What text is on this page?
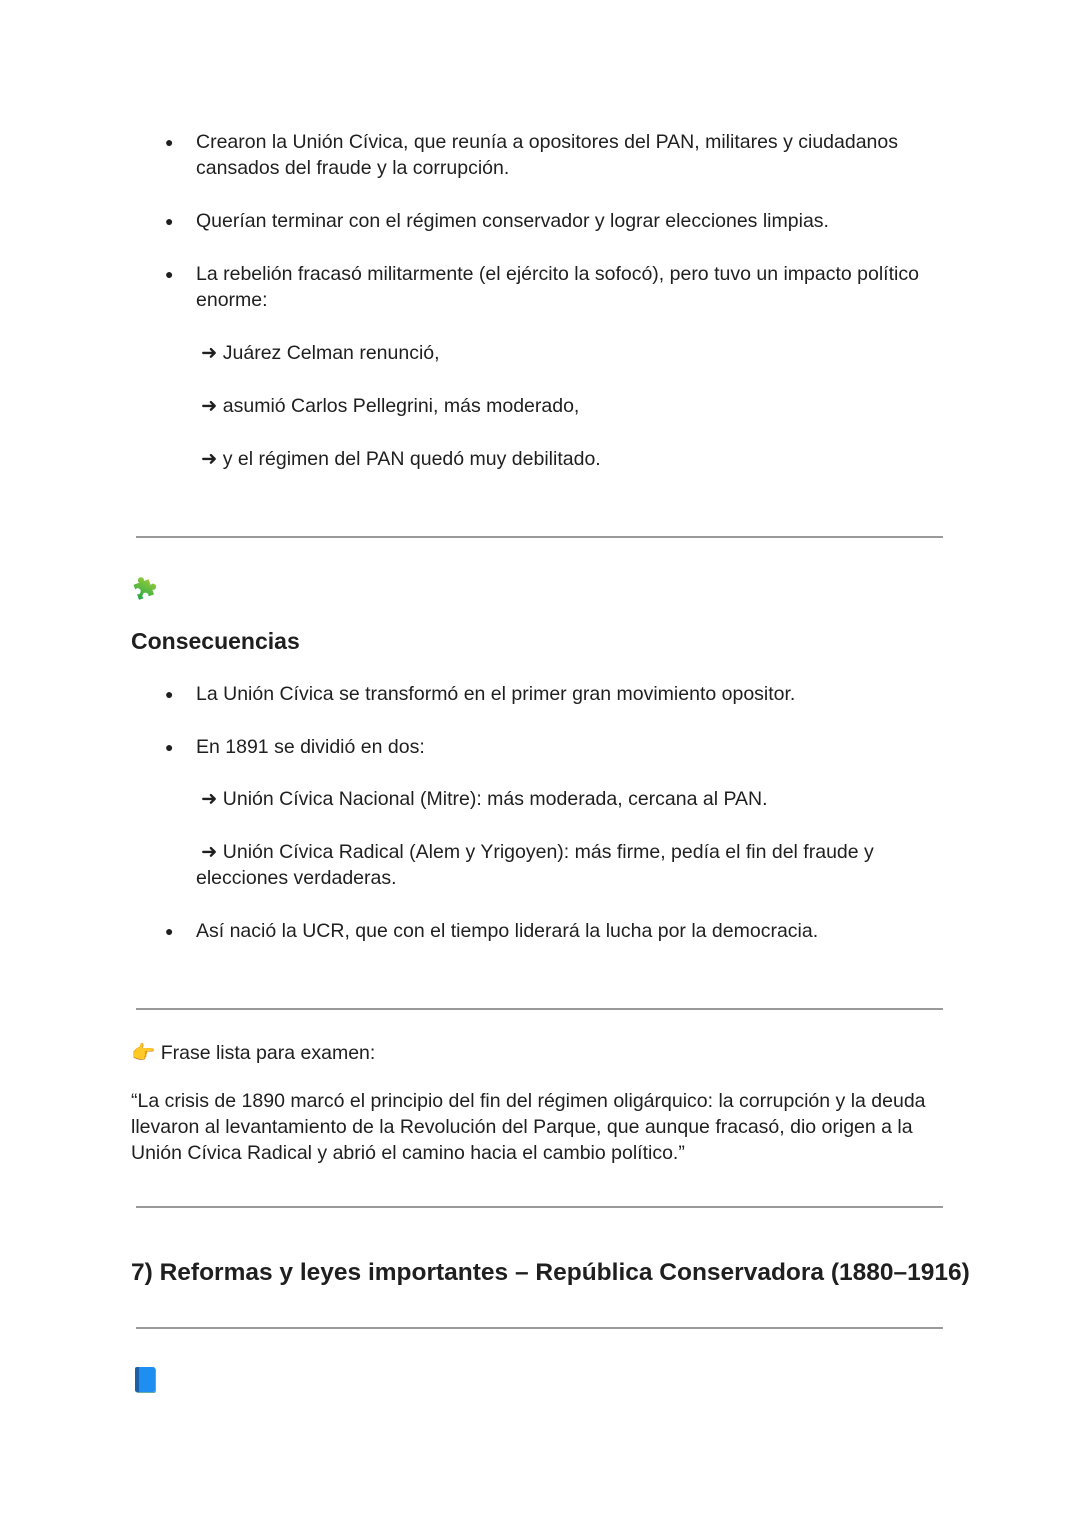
● Crearon la Unión Cívica, que reunía a opositores del PAN, militares y ciudadanos
cansados del fraude y la corrupción.
● Querían terminar con el régimen conservador y lograr elecciones limpias.
● La rebelión fracasó militarmente (el ejército la sofocó), pero tuvo un impacto político
enorme:
➜ Juárez Celman renunció,
➜ asumió Carlos Pellegrini, más moderado,
➜ y el régimen del PAN quedó muy debilitado.
Consecuencias
● La Unión Cívica se transformó en el primer gran movimiento opositor.
● En 1891 se dividió en dos:
➜ Unión Cívica Nacional (Mitre): más moderada, cercana al PAN.
➜ Unión Cívica Radical (Alem y Yrigoyen): más firme, pedía el fin del fraude y
elecciones verdaderas.
● Así nació la UCR, que con el tiempo liderará la lucha por la democracia.
👉 Frase lista para examen:
“La crisis de 1890 marcó el principio del fin del régimen oligárquico: la corrupción y la deuda
llevaron al levantamiento de la Revolución del Parque, que aunque fracasó, dio origen a la
Unión Cívica Radical y abrió el camino hacia el cambio político.”
7) Reformas y leyes importantes – República Conservadora (1880–1916)
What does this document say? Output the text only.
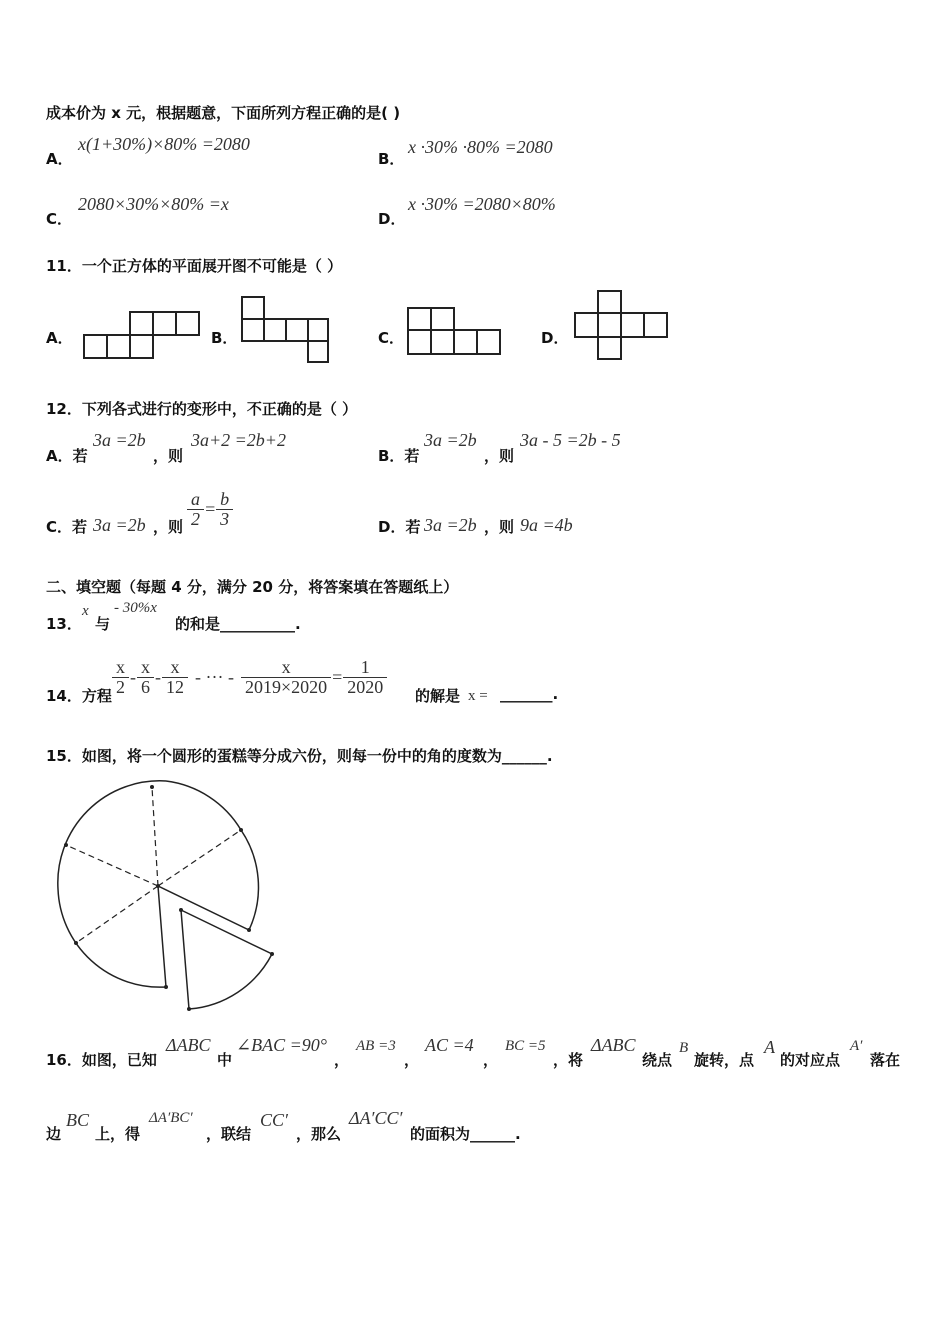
成本价为 x 元，根据题意，下面所列方程正确的是( )
A．
x(1+30%)×80% =2080
B．
x ·30% ·80% =2080
C．
2080×30%×80% =x
D．
x ·30% =2080×80%
11．一个正方体的平面展开图不可能是（ ）
A．	B．	C．	D．
12．下列各式进行的变形中，不正确的是（ ）
A．若
3a =2b
，则
3a+2 =2b+2
B．若
3a =2b
，则
3a - 5 =2b - 5
C．若 3a =2b ，则 $\frac{a}{2} = \frac{b}{3}$	D．若 3a =2b ，则 9a =4b
二、填空题（每题 4 分，满分 20 分，将答案填在答题纸上）
13．
x
与
- 30%x
的和是__________.
14．方程 $\frac{x}{2} - \frac{x}{6} - \frac{x}{12}$ - ··· - $\frac{x}{2019\times 2020} = \frac{1}{2020}$ 的解是 x = _______.
15．如图，将一个圆形的蛋糕等分成六份，则每一份中的角的度数为______.
16．如图，已知
ΔABC
中
∠BAC =90°
，
AB =3
，
AC =4
，
BC =5
，将
ΔABC
绕点
B
旋转，点
A
的对应点
A′
落在
边
BC
上，得
ΔA′BC′
，联结
CC′
，那么
ΔA′CC′
的面积为______.
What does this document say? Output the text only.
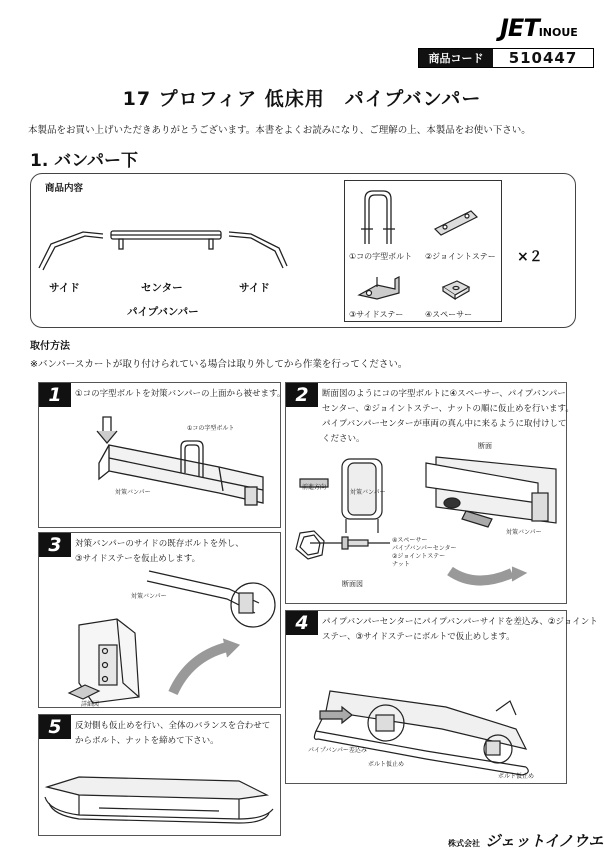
JETINOUE
商品コード	510447
17 プロフィア 低床用　パイプバンパー
本製品をお買い上げいただきありがとうございます。本書をよくお読みになり、ご理解の上、本製品をお使い下さい。
1. バンパー下
商品内容
サイド	センター	サイド
パイプバンパー
①コの字型ボルト ②ジョイントステー
③サイドステー	④スペーサー
×２
取付方法
※バンパースカートが取り付けられている場合は取り外してから作業を行ってください。
1	①コの字型ボルトを対策バンパーの上面から被せます。
①コの字型ボルト
対策バンパー
2	断面図のようにコの字型ボルトに④スペーサー、パイプバンパー
センター、②ジョイントステー、ナットの順に仮止めを行います。
パイプバンパーセンターが車両の真ん中に来るように取付けして
ください。
断面
前進方向
対策バンパー
対策バンパー
④スペーサー
パイプバンパーセンター
②ジョイントステー
ナット
断面図
3	対策バンパーのサイドの既存ボルトを外し、
③サイドステーを仮止めします。
対策バンパー
詳細図
4	パイプバンパーセンターにパイプバンパーサイドを差込み、②ジョイント
ステー、③サイドステーにボルトで仮止めします。
パイプバンパー差込み
ボルト仮止め
ボルト仮止め
5	反対側も仮止めを行い、全体のバランスを合わせて
からボルト、ナットを締めて下さい。
株式会社 ジェットイノウエ
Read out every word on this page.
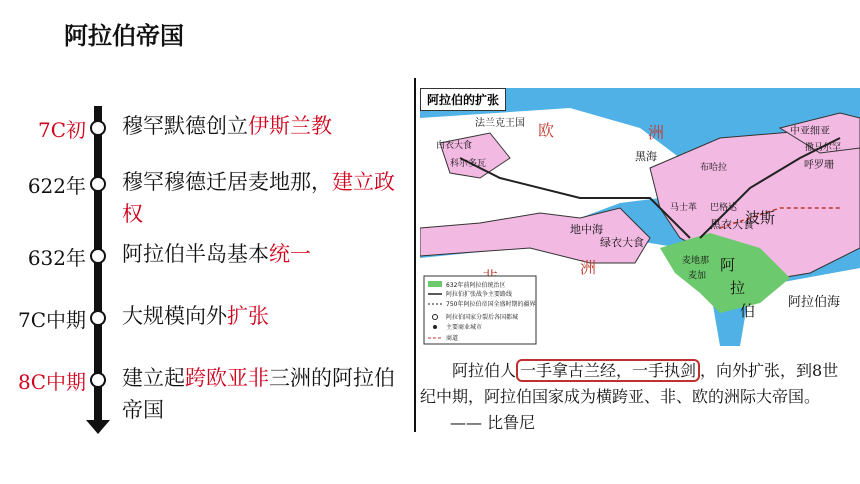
阿拉伯帝国
7C初 穆罕默德创立伊斯兰教
622年 穆罕穆德迁居麦地那，建立政权
632年 阿拉伯半岛基本统一
7C中期 大规模向外扩张
8C中期 建立起跨欧亚非三洲的阿拉伯帝国
欧	洲
洲
波斯
阿
拉
伯	阿拉伯海
法兰克王国
中亚细亚
呼罗珊
撒马尔罕
布哈拉
巴格达
马士革
麦地那
麦加
黑海
地中海
白衣大食
科尔多瓦
绿衣大食
黑衣大食
632年前阿拉伯统治区
阿拉伯扩张战争主要路线
750年阿拉伯帝国全盛时期的疆界
阿拉伯国家分裂后各国都城
主要商业城市
商道
阿拉伯的扩张
  阿拉伯人 一手拿古兰经，一手执剑 ，向外扩张，到8世纪中期，阿拉伯国家成为横跨亚、非、欧的洲际大帝国。—— 比鲁尼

○ ○ ○ ○ ○

Reproduce the material above verbatim; omit every picture.

What text is on this page?
● Crearon la Unión Cívica, que reunía a opositores del PAN, militares y ciudadanos
cansados del fraude y la corrupción.
● Querían terminar con el régimen conservador y lograr elecciones limpias.
● La rebelión fracasó militarmente (el ejército la sofocó), pero tuvo un impacto político
enorme:
➜ Juárez Celman renunció,
➜ asumió Carlos Pellegrini, más moderado,
➜ y el régimen del PAN quedó muy debilitado.
Consecuencias
● La Unión Cívica se transformó en el primer gran movimiento opositor.
● En 1891 se dividió en dos:
➜ Unión Cívica Nacional (Mitre): más moderada, cercana al PAN.
➜ Unión Cívica Radical (Alem y Yrigoyen): más firme, pedía el fin del fraude y
elecciones verdaderas.
● Así nació la UCR, que con el tiempo liderará la lucha por la democracia.
👉 Frase lista para examen:
“La crisis de 1890 marcó el principio del fin del régimen oligárquico: la corrupción y la deuda
llevaron al levantamiento de la Revolución del Parque, que aunque fracasó, dio origen a la
Unión Cívica Radical y abrió el camino hacia el cambio político.”
7) Reformas y leyes importantes – República Conservadora (1880–1916)
What does this document say? Output the text only.
成本价为 x 元，根据题意，下面所列方程正确的是( )
A．
x(1+30%)×80% =2080
B．
x ·30% ·80% =2080
C．
2080×30%×80% =x
D．
x ·30% =2080×80%
11．一个正方体的平面展开图不可能是（ ）
A．	B．	C．	D．
12．下列各式进行的变形中，不正确的是（ ）
A．若
3a =2b
，则
3a+2 =2b+2
B．若
3a =2b
，则
3a - 5 =2b - 5
C．若 3a =2b ，则 $\frac{a}{2} = \frac{b}{3}$	D．若 3a =2b ，则 9a =4b
二、填空题（每题 4 分，满分 20 分，将答案填在答题纸上）
13．
x
与
- 30%x
的和是__________.
14．方程 $\frac{x}{2} - \frac{x}{6} - \frac{x}{12}$ - ··· - $\frac{x}{2019\times 2020} = \frac{1}{2020}$ 的解是 x = _______.
15．如图，将一个圆形的蛋糕等分成六份，则每一份中的角的度数为______.
16．如图，已知
ΔABC
中
∠BAC =90°
，
AB =3
，
AC =4
，
BC =5
，将
ΔABC
绕点
B
旋转，点
A
的对应点
A′
落在
边
BC
上，得
ΔA′BC′
，联结
CC′
，那么
ΔA′CC′
的面积为______.
What does this document say? Output the text only.
JETINOUE
商品コード	510447
17 プロフィア 低床用　パイプバンパー
本製品をお買い上げいただきありがとうございます。本書をよくお読みになり、ご理解の上、本製品をお使い下さい。
1. バンパー下
商品内容
サイド	センター	サイド
パイプバンパー
①コの字型ボルト ②ジョイントステー
③サイドステー	④スペーサー
×２
取付方法
※バンパースカートが取り付けられている場合は取り外してから作業を行ってください。
1	①コの字型ボルトを対策バンパーの上面から被せます。
①コの字型ボルト
対策バンパー
2	断面図のようにコの字型ボルトに④スペーサー、パイプバンパー
センター、②ジョイントステー、ナットの順に仮止めを行います。
パイプバンパーセンターが車両の真ん中に来るように取付けして
ください。
断面
前進方向
対策バンパー
対策バンパー
④スペーサー
パイプバンパーセンター
②ジョイントステー
ナット
断面図
3	対策バンパーのサイドの既存ボルトを外し、
③サイドステーを仮止めします。
対策バンパー
詳細図
4	パイプバンパーセンターにパイプバンパーサイドを差込み、②ジョイント
ステー、③サイドステーにボルトで仮止めします。
パイプバンパー差込み
ボルト仮止め
ボルト仮止め
5	反対側も仮止めを行い、全体のバランスを合わせて
からボルト、ナットを締めて下さい。
株式会社 ジェットイノウエ
Read out every word on this page.
阿拉伯帝国
7C初 穆罕默德创立伊斯兰教
622年 穆罕穆德迁居麦地那，建立政权
632年 阿拉伯半岛基本统一
7C中期 大规模向外扩张
8C中期 建立起跨欧亚非三洲的阿拉伯帝国
欧	洲
洲
波斯
阿
拉
伯	阿拉伯海
法兰克王国
中亚细亚
呼罗珊
撒马尔罕
布哈拉
巴格达
马士革
麦地那
麦加
黑海
地中海
白衣大食
科尔多瓦
绿衣大食
黑衣大食
632年前阿拉伯统治区
阿拉伯扩张战争主要路线
750年阿拉伯帝国全盛时期的疆界
阿拉伯国家分裂后各国都城
主要商业城市
商道
阿拉伯的扩张
  阿拉伯人 一手拿古兰经，一手执剑 ，向外扩张，到8世纪中期，阿拉伯国家成为横跨亚、非、欧的洲际大帝国。—— 比鲁尼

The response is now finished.